◆ Short problem: Please retype the records below exactly, leaving out any pictures.

#####

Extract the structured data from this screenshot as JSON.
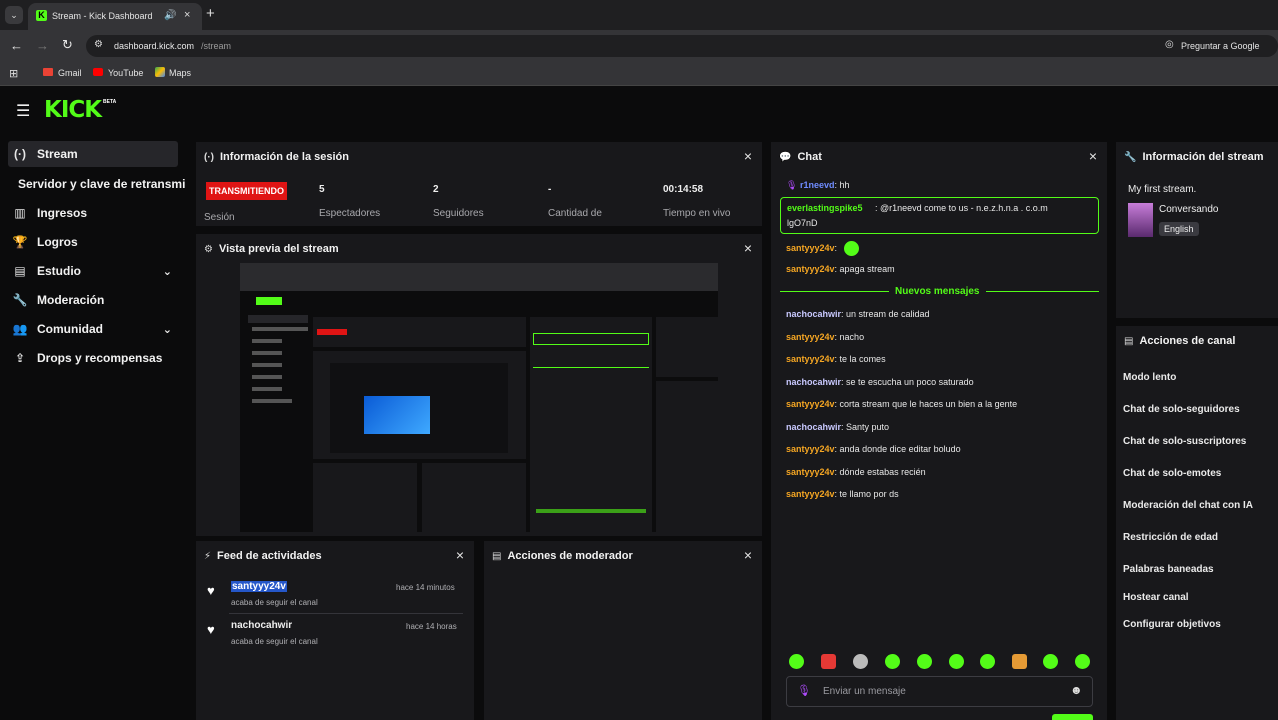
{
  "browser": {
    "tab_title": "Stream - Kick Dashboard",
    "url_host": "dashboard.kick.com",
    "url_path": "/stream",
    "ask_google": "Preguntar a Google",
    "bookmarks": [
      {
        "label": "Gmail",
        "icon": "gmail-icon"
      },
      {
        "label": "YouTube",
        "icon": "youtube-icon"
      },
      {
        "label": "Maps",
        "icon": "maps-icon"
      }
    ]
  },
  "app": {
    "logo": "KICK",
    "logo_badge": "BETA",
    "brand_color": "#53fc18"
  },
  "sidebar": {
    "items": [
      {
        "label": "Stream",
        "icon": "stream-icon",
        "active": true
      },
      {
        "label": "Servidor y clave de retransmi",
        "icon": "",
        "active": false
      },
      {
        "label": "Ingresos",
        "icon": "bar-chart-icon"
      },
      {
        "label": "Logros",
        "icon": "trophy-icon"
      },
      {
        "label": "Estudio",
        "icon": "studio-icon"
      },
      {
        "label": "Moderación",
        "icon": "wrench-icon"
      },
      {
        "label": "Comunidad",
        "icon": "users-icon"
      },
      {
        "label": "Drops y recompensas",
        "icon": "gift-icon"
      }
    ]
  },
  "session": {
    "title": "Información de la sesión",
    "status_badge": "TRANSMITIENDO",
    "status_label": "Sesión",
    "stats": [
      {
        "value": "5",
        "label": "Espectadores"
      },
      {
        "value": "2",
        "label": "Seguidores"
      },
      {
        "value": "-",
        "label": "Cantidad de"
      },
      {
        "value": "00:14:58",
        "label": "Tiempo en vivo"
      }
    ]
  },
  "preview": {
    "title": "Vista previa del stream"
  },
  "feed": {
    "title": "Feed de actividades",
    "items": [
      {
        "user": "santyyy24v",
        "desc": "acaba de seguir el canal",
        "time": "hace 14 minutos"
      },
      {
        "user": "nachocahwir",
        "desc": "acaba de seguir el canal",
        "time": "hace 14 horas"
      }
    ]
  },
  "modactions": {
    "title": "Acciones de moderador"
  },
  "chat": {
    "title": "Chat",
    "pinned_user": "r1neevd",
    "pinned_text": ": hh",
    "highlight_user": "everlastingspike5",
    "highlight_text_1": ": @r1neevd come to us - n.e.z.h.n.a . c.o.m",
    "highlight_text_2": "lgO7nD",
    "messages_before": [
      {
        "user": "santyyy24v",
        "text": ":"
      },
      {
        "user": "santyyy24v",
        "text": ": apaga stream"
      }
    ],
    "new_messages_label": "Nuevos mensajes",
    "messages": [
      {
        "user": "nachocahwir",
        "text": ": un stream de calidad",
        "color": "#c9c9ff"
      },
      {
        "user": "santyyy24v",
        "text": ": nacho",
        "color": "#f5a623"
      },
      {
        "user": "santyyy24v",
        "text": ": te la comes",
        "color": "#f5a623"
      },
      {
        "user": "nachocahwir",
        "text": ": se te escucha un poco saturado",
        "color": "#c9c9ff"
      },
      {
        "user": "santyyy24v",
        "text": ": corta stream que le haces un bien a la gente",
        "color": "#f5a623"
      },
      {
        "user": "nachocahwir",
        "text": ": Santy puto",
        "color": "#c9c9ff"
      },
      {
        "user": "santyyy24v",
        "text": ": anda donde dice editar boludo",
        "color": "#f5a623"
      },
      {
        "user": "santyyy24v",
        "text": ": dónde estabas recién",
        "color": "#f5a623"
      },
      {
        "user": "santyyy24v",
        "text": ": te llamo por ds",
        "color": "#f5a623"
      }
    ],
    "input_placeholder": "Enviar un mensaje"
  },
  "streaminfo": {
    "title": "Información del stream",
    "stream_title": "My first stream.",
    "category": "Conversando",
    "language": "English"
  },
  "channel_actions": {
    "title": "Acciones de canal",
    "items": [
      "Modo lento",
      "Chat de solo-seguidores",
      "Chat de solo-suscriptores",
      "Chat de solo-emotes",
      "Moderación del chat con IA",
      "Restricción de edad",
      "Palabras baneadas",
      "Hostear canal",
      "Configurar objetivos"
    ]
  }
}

#####

◆ Reply:
Extract the structured data from this screenshot as JSON.
{
  "browser": {
    "tab_title": "Stream - Kick Dashboard",
    "url_host": "dashboard.kick.com",
    "url_path": "/stream",
    "ask_google": "Preguntar a Google",
    "bookmarks": [
      {
        "label": "Gmail",
        "icon": "gmail-icon"
      },
      {
        "label": "YouTube",
        "icon": "youtube-icon"
      },
      {
        "label": "Maps",
        "icon": "maps-icon"
      }
    ]
  },
  "app": {
    "logo": "KICK",
    "logo_badge": "BETA",
    "brand_color": "#53fc18"
  },
  "sidebar": {
    "items": [
      {
        "label": "Stream",
        "icon": "stream-icon",
        "active": true
      },
      {
        "label": "Servidor y clave de retransmi",
        "icon": "",
        "active": false
      },
      {
        "label": "Ingresos",
        "icon": "bar-chart-icon"
      },
      {
        "label": "Logros",
        "icon": "trophy-icon"
      },
      {
        "label": "Estudio",
        "icon": "studio-icon"
      },
      {
        "label": "Moderación",
        "icon": "wrench-icon"
      },
      {
        "label": "Comunidad",
        "icon": "users-icon"
      },
      {
        "label": "Drops y recompensas",
        "icon": "gift-icon"
      }
    ]
  },
  "session": {
    "title": "Información de la sesión",
    "status_badge": "TRANSMITIENDO",
    "status_label": "Sesión",
    "stats": [
      {
        "value": "5",
        "label": "Espectadores"
      },
      {
        "value": "2",
        "label": "Seguidores"
      },
      {
        "value": "-",
        "label": "Cantidad de"
      },
      {
        "value": "00:14:58",
        "label": "Tiempo en vivo"
      }
    ]
  },
  "preview": {
    "title": "Vista previa del stream"
  },
  "feed": {
    "title": "Feed de actividades",
    "items": [
      {
        "user": "santyyy24v",
        "desc": "acaba de seguir el canal",
        "time": "hace 14 minutos"
      },
      {
        "user": "nachocahwir",
        "desc": "acaba de seguir el canal",
        "time": "hace 14 horas"
      }
    ]
  },
  "modactions": {
    "title": "Acciones de moderador"
  },
  "chat": {
    "title": "Chat",
    "pinned_user": "r1neevd",
    "pinned_text": ": hh",
    "highlight_user": "everlastingspike5",
    "highlight_text_1": ": @r1neevd come to us - n.e.z.h.n.a . c.o.m",
    "highlight_text_2": "lgO7nD",
    "messages_before": [
      {
        "user": "santyyy24v",
        "text": ":"
      },
      {
        "user": "santyyy24v",
        "text": ": apaga stream"
      }
    ],
    "new_messages_label": "Nuevos mensajes",
    "messages": [
      {
        "user": "nachocahwir",
        "text": ": un stream de calidad",
        "color": "#c9c9ff"
      },
      {
        "user": "santyyy24v",
        "text": ": nacho",
        "color": "#f5a623"
      },
      {
        "user": "santyyy24v",
        "text": ": te la comes",
        "color": "#f5a623"
      },
      {
        "user": "nachocahwir",
        "text": ": se te escucha un poco saturado",
        "color": "#c9c9ff"
      },
      {
        "user": "santyyy24v",
        "text": ": corta stream que le haces un bien a la gente",
        "color": "#f5a623"
      },
      {
        "user": "nachocahwir",
        "text": ": Santy puto",
        "color": "#c9c9ff"
      },
      {
        "user": "santyyy24v",
        "text": ": anda donde dice editar boludo",
        "color": "#f5a623"
      },
      {
        "user": "santyyy24v",
        "text": ": dónde estabas recién",
        "color": "#f5a623"
      },
      {
        "user": "santyyy24v",
        "text": ": te llamo por ds",
        "color": "#f5a623"
      }
    ],
    "input_placeholder": "Enviar un mensaje"
  },
  "streaminfo": {
    "title": "Información del stream",
    "stream_title": "My first stream.",
    "category": "Conversando",
    "language": "English"
  },
  "channel_actions": {
    "title": "Acciones de canal",
    "items": [
      "Modo lento",
      "Chat de solo-seguidores",
      "Chat de solo-suscriptores",
      "Chat de solo-emotes",
      "Moderación del chat con IA",
      "Restricción de edad",
      "Palabras baneadas",
      "Hostear canal",
      "Configurar objetivos"
    ]
  }
}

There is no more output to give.